Work to do: Tell me how many lines hold "JSON", please, using only the number.
..............................
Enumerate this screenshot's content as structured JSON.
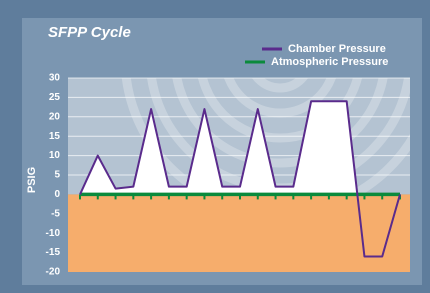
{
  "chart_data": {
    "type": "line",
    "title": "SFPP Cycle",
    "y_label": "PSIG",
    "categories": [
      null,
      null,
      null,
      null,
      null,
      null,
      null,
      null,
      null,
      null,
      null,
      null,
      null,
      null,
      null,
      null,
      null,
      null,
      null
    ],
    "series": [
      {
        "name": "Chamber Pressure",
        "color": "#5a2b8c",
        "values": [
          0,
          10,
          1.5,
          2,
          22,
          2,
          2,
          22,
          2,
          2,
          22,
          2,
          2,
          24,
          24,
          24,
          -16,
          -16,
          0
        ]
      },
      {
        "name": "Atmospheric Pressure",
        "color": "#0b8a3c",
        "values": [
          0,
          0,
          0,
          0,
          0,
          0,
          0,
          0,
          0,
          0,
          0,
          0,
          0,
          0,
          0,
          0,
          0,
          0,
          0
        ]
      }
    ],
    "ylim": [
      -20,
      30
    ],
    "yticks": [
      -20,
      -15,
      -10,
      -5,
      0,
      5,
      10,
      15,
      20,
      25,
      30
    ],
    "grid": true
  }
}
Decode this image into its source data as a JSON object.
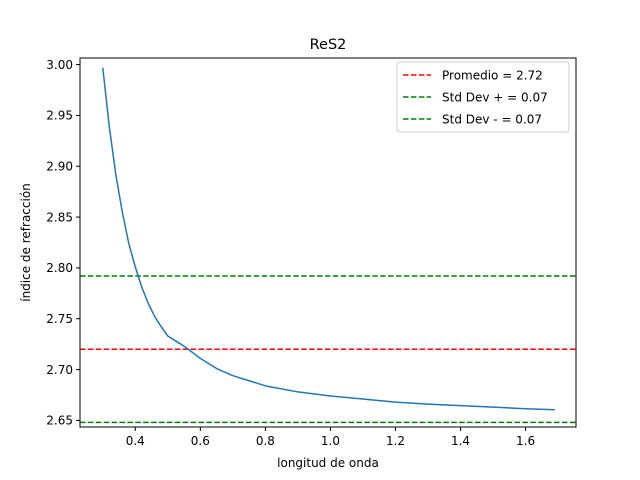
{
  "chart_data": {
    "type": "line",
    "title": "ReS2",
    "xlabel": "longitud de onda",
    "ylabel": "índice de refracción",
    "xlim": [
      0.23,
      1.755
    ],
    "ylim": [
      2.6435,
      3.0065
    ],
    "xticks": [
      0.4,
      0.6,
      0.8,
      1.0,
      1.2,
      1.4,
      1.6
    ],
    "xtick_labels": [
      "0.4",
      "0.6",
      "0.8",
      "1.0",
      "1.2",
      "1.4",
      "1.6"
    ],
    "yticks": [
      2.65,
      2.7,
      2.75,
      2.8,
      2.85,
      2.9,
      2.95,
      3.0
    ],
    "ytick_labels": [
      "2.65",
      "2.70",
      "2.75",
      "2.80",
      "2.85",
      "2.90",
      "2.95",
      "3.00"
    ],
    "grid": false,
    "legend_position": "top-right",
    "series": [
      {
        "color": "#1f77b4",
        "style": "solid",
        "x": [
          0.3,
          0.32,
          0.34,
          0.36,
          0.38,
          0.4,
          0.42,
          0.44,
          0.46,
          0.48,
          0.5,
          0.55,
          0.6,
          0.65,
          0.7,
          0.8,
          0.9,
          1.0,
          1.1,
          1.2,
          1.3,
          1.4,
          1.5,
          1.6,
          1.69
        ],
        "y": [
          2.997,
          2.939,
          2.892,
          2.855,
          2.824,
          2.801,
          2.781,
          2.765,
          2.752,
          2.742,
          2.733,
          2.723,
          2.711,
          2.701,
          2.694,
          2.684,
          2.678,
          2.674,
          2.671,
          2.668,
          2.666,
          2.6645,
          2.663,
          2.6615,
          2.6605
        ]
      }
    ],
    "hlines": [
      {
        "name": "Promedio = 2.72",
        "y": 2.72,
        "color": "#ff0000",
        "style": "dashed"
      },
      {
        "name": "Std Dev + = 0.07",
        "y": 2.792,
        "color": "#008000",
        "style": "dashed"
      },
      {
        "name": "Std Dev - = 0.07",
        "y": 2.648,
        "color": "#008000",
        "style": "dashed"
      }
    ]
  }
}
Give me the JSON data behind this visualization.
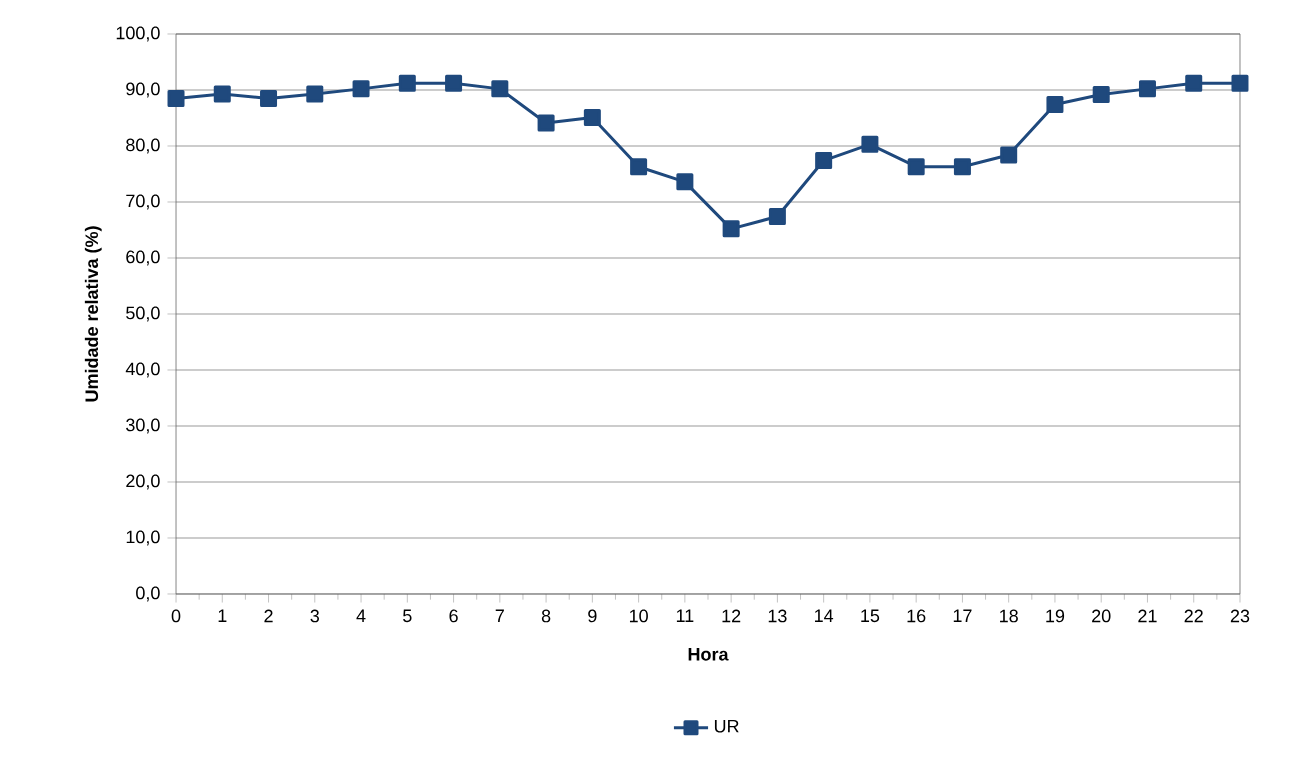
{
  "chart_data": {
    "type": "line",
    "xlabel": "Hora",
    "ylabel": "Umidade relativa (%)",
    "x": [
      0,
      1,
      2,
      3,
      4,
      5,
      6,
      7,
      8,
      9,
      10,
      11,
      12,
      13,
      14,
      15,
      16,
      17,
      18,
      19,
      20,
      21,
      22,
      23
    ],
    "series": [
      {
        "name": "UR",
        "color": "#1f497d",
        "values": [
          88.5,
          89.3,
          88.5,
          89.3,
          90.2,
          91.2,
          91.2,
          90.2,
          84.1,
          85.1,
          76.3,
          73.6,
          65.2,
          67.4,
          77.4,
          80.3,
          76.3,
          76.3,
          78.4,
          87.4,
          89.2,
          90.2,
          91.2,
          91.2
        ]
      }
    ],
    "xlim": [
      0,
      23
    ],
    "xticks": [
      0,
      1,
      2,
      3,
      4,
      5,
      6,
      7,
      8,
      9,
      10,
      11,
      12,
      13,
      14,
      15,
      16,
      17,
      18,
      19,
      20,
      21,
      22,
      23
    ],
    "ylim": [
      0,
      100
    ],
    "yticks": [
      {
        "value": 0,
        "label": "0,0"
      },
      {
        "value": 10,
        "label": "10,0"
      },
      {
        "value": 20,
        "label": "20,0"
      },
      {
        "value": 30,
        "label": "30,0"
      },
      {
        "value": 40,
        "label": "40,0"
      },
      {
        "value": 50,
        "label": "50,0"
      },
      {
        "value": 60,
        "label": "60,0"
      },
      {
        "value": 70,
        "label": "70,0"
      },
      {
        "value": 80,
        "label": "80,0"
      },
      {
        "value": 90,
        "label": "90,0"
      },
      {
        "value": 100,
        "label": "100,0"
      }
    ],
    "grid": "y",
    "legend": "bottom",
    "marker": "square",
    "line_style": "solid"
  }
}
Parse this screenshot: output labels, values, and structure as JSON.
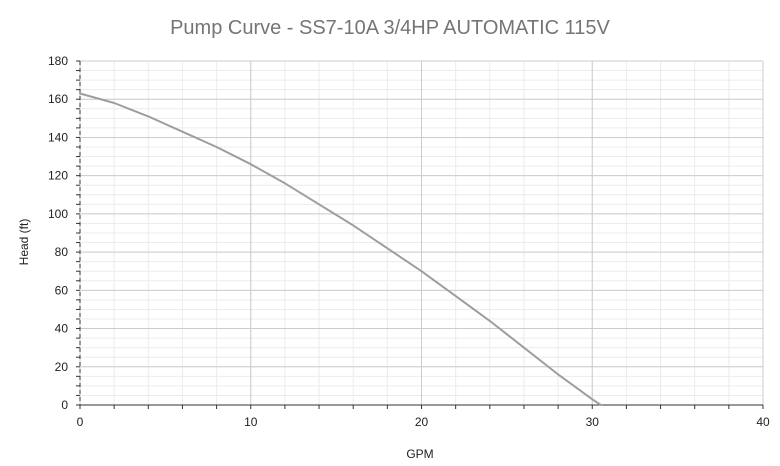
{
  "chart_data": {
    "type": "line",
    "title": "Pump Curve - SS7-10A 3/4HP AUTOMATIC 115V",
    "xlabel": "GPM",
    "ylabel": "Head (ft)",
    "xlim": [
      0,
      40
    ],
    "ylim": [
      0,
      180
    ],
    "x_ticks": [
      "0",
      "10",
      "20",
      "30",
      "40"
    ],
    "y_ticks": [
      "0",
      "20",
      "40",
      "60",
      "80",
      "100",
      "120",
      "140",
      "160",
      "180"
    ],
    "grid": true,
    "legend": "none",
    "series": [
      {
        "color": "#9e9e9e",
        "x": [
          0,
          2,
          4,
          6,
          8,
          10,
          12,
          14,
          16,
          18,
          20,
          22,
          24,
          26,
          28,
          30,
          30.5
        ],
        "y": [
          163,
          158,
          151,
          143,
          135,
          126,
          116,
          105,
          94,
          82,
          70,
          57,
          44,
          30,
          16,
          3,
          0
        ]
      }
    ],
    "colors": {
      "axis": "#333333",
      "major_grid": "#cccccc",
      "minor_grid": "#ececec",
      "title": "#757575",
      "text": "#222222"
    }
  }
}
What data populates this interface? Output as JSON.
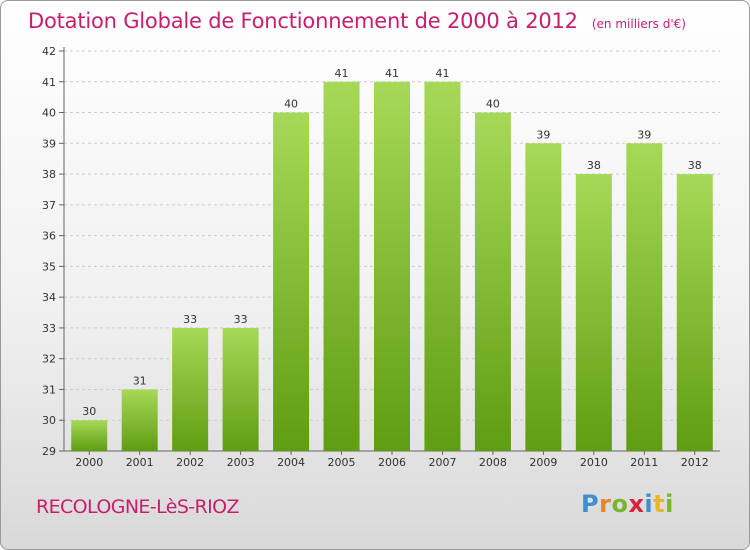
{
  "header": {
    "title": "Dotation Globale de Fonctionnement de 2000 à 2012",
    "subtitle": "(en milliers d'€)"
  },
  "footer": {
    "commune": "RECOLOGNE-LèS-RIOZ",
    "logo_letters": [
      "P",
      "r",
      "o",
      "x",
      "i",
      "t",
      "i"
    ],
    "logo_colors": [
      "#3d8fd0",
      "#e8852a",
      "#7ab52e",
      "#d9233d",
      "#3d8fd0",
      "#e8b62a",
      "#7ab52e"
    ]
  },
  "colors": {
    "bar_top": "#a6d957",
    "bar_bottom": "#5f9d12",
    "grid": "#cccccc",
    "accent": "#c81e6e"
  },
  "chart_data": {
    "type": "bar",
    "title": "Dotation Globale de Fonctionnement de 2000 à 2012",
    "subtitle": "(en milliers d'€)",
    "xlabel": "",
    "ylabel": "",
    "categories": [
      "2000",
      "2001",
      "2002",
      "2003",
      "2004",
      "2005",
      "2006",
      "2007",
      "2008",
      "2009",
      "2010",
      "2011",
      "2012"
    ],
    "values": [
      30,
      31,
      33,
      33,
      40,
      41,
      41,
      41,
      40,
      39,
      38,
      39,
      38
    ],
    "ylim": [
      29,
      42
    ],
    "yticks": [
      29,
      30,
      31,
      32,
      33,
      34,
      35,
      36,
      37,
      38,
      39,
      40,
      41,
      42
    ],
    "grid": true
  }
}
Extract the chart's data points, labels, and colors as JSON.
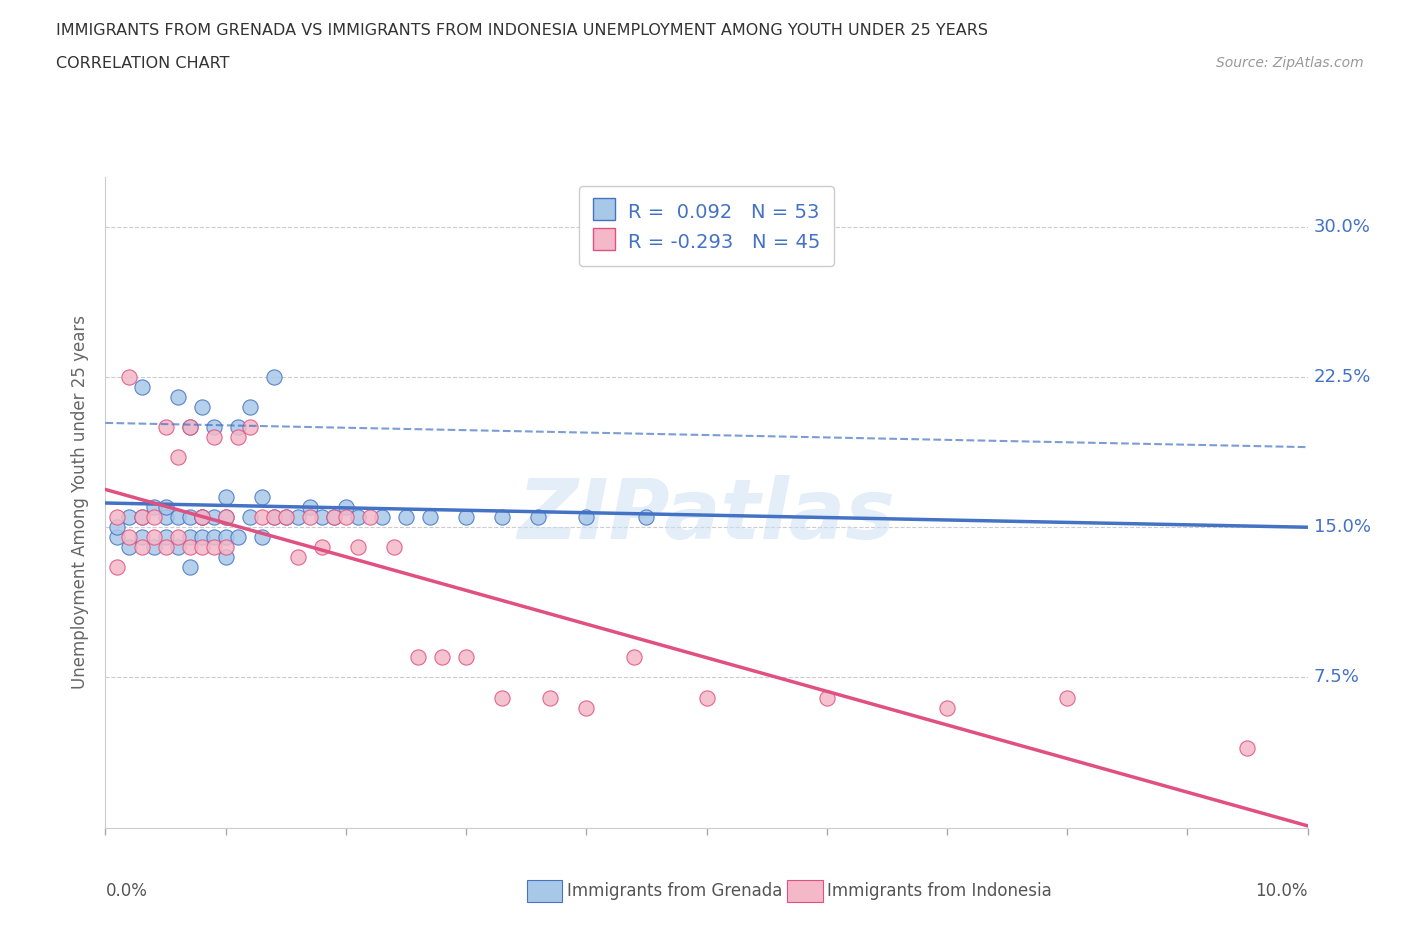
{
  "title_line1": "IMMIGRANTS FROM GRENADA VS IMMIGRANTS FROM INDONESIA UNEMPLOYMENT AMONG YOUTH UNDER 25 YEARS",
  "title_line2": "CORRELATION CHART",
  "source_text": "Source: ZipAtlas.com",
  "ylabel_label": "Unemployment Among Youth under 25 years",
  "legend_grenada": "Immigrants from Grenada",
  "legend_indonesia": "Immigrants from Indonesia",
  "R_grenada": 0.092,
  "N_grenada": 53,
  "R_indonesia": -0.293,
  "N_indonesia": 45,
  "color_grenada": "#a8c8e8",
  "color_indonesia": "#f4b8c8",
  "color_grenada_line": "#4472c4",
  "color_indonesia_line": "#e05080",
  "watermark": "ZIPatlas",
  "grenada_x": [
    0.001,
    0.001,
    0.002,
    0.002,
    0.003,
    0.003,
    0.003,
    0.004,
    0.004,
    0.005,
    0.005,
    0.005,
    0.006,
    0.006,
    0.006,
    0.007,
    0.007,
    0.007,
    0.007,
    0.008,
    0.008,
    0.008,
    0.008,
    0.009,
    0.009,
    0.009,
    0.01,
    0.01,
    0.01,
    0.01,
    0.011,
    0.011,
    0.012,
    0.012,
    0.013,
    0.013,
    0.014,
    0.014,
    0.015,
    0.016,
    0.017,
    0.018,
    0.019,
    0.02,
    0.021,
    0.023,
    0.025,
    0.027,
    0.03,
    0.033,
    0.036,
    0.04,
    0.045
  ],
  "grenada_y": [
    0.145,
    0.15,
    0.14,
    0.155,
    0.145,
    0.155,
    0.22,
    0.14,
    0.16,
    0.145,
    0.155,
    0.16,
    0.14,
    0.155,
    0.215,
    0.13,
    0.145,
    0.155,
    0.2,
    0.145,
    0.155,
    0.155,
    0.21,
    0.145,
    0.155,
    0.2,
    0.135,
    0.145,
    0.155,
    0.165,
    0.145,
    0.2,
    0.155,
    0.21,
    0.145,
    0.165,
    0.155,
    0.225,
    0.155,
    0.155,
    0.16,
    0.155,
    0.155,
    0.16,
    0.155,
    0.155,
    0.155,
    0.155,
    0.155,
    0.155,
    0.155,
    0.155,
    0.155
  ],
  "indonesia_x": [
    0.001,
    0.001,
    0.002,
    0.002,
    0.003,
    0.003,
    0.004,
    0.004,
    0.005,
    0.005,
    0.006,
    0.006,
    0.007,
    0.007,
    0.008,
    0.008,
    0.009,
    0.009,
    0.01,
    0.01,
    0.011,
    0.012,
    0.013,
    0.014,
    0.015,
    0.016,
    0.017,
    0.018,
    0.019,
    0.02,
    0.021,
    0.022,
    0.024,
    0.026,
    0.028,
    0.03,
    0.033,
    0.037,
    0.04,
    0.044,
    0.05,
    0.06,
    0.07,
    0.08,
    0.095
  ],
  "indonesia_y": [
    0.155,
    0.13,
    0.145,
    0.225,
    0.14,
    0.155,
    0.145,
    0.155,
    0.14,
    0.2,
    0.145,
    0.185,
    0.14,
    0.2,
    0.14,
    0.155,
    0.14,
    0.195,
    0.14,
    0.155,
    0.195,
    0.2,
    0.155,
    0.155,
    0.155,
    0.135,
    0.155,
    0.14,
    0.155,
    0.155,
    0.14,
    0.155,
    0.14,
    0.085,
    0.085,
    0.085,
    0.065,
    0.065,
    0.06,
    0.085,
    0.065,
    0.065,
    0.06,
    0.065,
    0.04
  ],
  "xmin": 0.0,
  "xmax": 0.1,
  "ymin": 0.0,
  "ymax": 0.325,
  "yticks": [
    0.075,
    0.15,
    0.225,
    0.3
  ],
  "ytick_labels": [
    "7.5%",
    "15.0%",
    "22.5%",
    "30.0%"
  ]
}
..............................
Final result: 6